[What the exercise asks]:
Determine the count of lines holding the string "text". Return only the number.

Records excerpted from a collection:

──────

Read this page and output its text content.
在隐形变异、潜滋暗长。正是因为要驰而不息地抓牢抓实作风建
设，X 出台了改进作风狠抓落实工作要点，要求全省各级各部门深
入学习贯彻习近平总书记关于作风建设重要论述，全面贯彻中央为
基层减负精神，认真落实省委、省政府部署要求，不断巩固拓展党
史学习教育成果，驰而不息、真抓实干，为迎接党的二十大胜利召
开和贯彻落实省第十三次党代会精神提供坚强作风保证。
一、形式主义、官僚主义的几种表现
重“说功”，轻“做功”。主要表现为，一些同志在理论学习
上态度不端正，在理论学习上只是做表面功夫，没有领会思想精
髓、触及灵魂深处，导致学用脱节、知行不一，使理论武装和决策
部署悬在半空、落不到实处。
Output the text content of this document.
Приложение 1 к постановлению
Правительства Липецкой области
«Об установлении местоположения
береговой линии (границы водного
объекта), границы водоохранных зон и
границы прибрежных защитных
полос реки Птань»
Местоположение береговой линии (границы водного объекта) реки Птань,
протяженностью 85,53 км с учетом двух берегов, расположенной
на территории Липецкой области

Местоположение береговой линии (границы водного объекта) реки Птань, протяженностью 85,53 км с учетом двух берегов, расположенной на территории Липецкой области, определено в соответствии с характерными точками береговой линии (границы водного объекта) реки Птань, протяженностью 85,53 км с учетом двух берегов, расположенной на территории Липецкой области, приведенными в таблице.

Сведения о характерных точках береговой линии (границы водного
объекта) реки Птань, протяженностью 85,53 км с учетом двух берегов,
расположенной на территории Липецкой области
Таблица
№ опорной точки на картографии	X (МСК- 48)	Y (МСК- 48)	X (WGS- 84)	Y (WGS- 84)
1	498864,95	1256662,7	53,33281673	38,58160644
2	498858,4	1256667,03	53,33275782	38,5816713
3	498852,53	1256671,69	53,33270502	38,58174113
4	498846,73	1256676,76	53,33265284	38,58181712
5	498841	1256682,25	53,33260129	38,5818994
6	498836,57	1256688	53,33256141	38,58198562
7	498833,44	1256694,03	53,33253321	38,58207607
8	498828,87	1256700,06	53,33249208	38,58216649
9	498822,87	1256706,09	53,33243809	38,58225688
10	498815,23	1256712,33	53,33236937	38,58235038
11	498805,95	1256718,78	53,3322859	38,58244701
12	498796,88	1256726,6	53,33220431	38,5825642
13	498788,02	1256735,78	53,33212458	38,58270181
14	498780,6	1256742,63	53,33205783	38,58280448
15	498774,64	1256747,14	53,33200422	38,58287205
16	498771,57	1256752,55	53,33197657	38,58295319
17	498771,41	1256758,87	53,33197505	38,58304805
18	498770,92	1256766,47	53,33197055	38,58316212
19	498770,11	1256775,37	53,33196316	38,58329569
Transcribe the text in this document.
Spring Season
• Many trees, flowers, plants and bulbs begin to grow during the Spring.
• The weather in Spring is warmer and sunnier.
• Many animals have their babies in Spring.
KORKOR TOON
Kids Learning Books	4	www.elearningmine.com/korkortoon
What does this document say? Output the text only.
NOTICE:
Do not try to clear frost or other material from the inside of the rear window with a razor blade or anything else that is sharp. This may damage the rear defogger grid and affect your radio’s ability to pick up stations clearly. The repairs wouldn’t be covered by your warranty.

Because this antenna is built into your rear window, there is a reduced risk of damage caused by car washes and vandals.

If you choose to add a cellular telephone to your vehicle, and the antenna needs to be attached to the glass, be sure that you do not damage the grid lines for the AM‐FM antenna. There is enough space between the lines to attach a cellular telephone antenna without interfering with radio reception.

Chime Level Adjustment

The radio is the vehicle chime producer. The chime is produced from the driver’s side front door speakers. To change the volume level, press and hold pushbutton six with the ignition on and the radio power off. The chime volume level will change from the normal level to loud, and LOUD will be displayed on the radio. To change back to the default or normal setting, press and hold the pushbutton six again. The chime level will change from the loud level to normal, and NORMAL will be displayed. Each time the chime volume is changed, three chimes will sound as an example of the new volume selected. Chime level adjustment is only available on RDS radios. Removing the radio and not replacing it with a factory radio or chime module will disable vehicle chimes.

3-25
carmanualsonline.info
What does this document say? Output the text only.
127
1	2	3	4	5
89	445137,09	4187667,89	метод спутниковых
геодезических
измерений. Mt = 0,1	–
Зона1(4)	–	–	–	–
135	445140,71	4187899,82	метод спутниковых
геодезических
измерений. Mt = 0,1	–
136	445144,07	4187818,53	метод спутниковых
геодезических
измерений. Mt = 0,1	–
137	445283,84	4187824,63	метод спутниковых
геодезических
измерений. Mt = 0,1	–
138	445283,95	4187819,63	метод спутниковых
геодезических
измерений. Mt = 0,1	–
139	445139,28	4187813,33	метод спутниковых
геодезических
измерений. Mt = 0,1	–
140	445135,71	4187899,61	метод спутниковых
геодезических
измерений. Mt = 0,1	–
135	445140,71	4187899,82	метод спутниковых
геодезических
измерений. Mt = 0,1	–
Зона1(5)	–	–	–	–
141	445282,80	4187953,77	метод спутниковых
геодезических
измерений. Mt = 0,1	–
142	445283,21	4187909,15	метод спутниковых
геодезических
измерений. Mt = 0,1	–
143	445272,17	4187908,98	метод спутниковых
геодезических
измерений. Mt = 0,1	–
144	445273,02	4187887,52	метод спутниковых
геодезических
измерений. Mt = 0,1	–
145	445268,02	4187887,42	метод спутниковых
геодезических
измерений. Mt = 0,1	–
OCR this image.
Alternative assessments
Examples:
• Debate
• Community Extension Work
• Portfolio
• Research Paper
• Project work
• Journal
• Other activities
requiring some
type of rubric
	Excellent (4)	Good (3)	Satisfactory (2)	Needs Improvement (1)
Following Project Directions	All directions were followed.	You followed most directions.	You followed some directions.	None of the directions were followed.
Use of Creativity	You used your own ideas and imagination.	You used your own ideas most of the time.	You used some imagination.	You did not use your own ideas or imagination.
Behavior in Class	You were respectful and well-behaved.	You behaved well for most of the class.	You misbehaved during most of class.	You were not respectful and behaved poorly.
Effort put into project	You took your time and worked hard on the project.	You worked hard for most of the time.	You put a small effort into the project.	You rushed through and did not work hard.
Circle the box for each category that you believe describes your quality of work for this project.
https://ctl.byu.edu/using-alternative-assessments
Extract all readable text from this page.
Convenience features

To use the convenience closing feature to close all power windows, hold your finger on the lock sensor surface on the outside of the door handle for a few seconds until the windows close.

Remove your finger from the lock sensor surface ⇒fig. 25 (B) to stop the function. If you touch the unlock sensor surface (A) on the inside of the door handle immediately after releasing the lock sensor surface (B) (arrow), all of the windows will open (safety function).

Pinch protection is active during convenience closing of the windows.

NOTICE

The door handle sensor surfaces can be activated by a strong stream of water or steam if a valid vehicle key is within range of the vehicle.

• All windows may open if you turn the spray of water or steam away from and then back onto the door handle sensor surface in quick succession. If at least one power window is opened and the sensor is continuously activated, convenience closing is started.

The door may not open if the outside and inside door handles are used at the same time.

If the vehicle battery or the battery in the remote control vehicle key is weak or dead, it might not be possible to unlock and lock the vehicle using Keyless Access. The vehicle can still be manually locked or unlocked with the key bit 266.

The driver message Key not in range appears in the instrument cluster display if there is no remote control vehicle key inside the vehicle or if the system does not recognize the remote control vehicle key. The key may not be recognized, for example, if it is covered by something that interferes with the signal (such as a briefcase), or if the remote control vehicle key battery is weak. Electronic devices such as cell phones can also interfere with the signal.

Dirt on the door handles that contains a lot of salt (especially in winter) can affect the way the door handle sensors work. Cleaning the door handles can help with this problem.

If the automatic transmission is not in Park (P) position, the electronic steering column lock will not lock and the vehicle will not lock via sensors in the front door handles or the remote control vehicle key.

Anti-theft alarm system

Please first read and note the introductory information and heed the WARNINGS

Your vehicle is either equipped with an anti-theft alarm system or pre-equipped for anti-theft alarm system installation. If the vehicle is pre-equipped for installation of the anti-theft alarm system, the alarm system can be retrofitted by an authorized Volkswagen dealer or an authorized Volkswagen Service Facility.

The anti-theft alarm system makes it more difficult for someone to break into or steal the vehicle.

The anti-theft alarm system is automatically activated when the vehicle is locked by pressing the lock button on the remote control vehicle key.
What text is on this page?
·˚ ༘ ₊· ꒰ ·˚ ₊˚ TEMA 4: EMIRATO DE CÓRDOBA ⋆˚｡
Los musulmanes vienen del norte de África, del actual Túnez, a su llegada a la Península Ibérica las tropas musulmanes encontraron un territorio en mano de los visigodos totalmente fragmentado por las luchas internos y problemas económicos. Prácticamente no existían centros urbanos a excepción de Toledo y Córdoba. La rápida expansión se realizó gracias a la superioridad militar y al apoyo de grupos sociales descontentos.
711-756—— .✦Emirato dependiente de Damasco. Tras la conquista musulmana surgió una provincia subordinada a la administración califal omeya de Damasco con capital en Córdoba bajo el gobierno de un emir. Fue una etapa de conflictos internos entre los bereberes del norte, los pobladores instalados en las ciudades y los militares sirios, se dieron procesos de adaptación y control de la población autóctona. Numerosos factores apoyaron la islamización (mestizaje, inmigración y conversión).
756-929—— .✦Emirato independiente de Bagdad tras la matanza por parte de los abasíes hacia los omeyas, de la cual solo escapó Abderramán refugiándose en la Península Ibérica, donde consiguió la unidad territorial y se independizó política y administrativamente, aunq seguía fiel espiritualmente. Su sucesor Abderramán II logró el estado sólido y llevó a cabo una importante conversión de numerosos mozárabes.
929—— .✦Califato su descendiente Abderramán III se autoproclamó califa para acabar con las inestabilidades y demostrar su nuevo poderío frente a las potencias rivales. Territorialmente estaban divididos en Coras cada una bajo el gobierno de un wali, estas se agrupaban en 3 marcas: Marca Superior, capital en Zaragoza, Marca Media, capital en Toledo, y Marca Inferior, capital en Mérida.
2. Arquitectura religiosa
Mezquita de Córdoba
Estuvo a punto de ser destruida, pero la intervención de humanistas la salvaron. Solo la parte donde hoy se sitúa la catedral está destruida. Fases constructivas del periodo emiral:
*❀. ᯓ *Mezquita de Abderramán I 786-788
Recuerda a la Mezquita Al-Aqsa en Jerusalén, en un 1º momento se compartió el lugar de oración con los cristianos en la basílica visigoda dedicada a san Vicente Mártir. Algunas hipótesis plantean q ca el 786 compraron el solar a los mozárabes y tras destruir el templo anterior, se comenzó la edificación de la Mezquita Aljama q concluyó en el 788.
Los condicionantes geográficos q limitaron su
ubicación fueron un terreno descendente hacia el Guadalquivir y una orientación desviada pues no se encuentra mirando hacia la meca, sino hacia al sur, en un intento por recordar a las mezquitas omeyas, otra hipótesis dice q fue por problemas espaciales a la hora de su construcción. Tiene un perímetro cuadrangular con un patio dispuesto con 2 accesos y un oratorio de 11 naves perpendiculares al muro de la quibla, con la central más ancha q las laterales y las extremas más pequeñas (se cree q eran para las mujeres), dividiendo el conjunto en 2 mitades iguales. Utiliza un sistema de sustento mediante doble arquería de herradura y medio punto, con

──────

[Exercise response]:
7